'''
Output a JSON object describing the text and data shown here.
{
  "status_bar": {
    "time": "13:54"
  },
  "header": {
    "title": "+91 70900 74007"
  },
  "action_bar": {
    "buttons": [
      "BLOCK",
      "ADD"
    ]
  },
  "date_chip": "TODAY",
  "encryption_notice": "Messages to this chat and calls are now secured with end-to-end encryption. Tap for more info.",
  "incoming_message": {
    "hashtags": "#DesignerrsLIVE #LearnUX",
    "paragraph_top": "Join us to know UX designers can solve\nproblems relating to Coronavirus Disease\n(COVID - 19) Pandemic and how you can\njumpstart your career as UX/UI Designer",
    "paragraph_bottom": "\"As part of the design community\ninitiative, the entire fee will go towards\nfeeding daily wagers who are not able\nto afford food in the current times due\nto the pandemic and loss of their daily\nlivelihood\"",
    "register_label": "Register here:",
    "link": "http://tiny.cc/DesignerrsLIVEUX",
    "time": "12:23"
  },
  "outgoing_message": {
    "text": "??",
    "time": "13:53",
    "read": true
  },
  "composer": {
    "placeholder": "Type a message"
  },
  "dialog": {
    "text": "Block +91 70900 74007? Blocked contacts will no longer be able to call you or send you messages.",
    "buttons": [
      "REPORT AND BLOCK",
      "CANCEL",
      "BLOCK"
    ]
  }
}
'''
Assignment | When you answer, return each line of the material exactly as it was written.

Result of the exercise |
Output a JSON object describing the text and data shown here.
{
  "status_bar": {
    "time": "13:54"
  },
  "header": {
    "title": "+91 70900 74007"
  },
  "action_bar": {
    "buttons": [
      "BLOCK",
      "ADD"
    ]
  },
  "date_chip": "TODAY",
  "encryption_notice": "Messages to this chat and calls are now secured with end-to-end encryption. Tap for more info.",
  "incoming_message": {
    "hashtags": "#DesignerrsLIVE #LearnUX",
    "paragraph_top": "Join us to know UX designers can solve\nproblems relating to Coronavirus Disease\n(COVID - 19) Pandemic and how you can\njumpstart your career as UX/UI Designer",
    "paragraph_bottom": "\"As part of the design community\ninitiative, the entire fee will go towards\nfeeding daily wagers who are not able\nto afford food in the current times due\nto the pandemic and loss of their daily\nlivelihood\"",
    "register_label": "Register here:",
    "link": "http://tiny.cc/DesignerrsLIVEUX",
    "time": "12:23"
  },
  "outgoing_message": {
    "text": "??",
    "time": "13:53",
    "read": true
  },
  "composer": {
    "placeholder": "Type a message"
  },
  "dialog": {
    "text": "Block +91 70900 74007? Blocked contacts will no longer be able to call you or send you messages.",
    "buttons": [
      "REPORT AND BLOCK",
      "CANCEL",
      "BLOCK"
    ]
  }
}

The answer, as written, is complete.